====== RAW RECORDS ======
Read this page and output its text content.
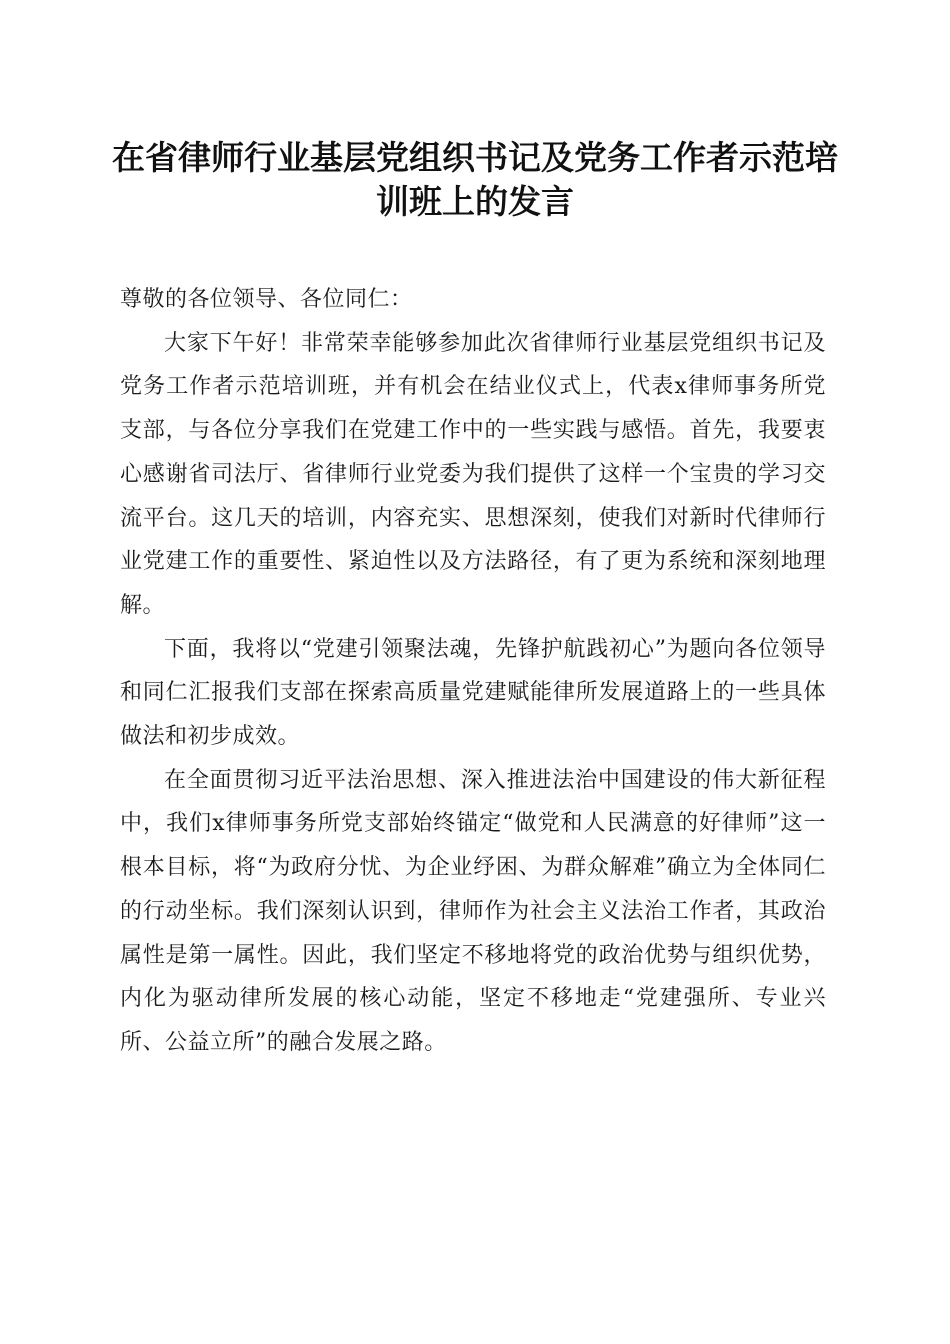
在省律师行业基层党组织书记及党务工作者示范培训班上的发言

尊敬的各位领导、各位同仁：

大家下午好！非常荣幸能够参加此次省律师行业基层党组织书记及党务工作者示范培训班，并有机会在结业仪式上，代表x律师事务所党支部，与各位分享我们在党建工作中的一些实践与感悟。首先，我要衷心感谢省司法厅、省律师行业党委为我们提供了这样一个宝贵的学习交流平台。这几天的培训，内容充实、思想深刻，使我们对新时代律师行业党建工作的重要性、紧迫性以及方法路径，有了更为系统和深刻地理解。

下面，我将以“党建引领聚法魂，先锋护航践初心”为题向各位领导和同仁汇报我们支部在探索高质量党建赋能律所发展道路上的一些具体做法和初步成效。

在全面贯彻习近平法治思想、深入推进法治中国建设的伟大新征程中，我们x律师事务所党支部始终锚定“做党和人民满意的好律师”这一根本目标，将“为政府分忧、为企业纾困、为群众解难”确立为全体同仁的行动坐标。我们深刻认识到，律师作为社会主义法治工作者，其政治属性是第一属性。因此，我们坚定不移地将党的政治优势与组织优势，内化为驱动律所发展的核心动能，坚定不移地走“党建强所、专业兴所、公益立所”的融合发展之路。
======
====== RAW RECORDS ======
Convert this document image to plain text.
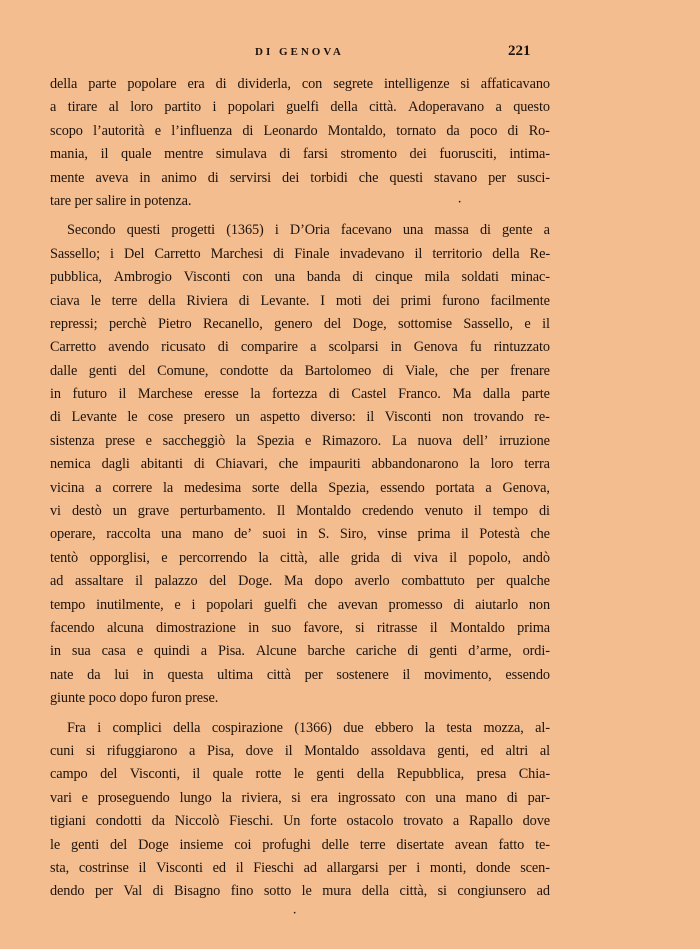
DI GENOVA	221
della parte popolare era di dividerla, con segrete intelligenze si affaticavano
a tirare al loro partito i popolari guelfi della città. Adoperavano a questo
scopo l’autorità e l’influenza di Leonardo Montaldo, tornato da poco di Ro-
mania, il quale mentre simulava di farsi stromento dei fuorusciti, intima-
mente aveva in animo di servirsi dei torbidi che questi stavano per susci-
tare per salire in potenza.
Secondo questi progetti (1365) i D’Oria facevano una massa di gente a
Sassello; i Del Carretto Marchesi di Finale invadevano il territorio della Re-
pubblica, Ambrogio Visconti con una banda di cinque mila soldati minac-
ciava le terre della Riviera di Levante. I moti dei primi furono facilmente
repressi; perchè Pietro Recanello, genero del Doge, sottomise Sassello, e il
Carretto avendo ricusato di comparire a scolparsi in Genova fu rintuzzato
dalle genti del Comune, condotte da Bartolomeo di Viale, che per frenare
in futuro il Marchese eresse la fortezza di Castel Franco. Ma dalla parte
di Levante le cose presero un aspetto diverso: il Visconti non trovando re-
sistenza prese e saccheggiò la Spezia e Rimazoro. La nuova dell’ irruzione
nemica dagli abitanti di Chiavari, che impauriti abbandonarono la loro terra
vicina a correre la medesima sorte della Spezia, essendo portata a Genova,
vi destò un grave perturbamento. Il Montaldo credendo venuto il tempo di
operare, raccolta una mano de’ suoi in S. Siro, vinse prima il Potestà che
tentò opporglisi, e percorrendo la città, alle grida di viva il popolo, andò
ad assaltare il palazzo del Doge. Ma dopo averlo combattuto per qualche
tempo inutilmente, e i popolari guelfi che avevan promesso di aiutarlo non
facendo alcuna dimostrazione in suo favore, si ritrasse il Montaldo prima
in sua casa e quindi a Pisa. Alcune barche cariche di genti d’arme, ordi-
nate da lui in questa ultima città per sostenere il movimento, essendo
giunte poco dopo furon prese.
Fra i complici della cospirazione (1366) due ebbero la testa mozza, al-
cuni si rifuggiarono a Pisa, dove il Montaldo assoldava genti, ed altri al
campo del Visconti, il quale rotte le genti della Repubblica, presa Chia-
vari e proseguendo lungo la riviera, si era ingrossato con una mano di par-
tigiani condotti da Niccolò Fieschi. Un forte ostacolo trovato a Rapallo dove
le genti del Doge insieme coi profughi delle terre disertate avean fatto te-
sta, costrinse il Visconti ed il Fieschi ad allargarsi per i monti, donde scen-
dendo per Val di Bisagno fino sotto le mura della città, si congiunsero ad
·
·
======
• [THE EXERCISE]: The answer is one number: how many lines of the material above contain "Levante".

• [FULL RESPONSE]: 2